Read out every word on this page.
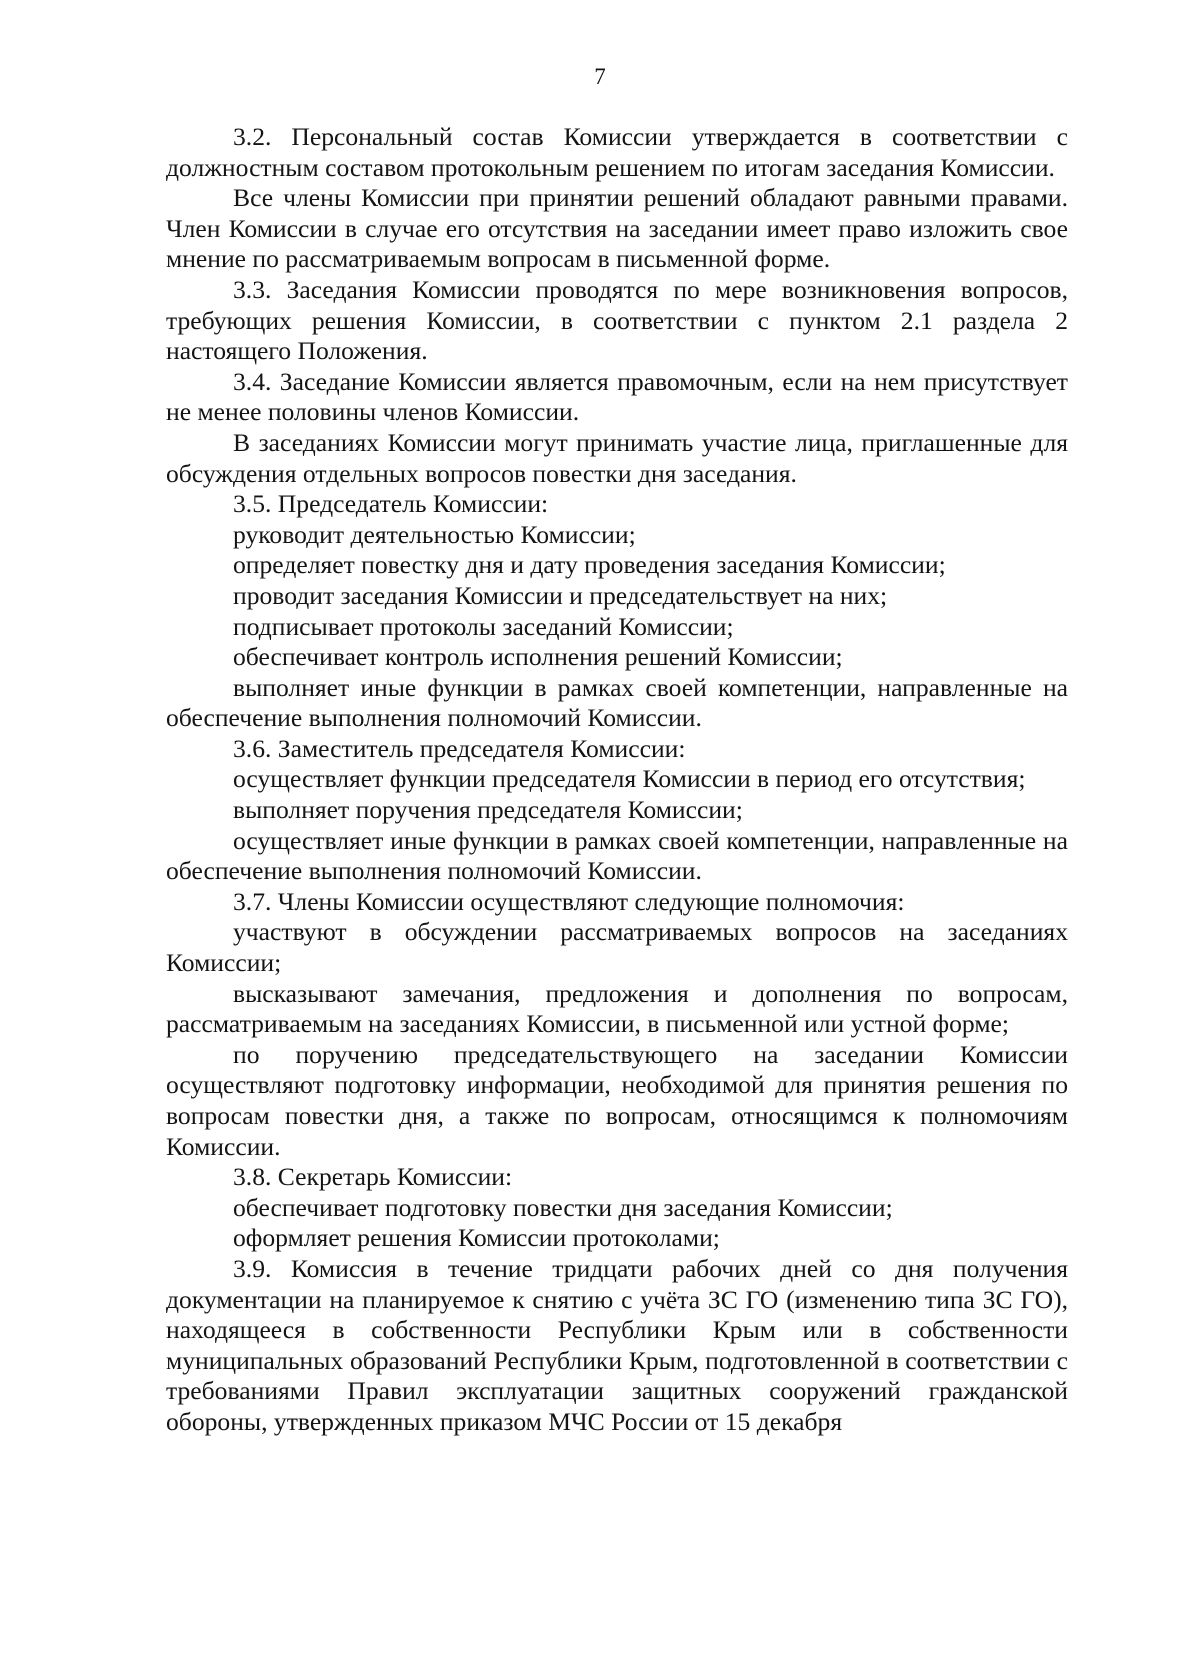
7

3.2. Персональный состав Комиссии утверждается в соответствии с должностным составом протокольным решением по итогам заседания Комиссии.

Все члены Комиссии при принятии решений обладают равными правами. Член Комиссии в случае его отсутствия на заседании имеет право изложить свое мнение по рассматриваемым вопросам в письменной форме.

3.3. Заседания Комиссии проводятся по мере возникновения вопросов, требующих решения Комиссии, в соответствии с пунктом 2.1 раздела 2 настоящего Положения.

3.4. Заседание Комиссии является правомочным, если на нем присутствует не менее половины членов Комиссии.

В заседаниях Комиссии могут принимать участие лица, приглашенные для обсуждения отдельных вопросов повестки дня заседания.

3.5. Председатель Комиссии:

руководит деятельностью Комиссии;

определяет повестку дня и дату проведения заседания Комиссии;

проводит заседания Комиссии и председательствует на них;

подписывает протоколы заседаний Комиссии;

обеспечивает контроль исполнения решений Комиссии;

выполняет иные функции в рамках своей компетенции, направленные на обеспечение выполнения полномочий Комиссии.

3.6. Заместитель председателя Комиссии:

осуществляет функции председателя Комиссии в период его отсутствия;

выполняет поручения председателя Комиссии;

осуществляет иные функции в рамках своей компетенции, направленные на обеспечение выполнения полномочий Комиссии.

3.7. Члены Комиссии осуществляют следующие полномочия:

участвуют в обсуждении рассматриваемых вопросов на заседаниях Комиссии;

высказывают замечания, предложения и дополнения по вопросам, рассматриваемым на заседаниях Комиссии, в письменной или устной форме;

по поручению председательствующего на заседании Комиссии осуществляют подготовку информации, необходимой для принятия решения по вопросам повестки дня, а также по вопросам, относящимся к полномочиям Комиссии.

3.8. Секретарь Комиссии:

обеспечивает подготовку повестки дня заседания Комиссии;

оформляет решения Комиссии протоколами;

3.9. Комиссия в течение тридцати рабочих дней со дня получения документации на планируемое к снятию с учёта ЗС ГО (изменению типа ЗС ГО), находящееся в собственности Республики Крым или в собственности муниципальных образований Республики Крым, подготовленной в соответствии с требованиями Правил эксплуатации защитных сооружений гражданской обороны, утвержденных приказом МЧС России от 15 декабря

[What to do]: Go through the listing above and return every line where the word "вопросов" occurs.

[Solution for this problem]:
3.3. Заседания Комиссии проводятся по мере возникновения вопросов, требующих решения Комиссии, в соответствии с пунктом 2.1 раздела 2 настоящего Положения.
В заседаниях Комиссии могут принимать участие лица, приглашенные для обсуждения отдельных вопросов повестки дня заседания.
участвуют в обсуждении рассматриваемых вопросов на заседаниях Комиссии;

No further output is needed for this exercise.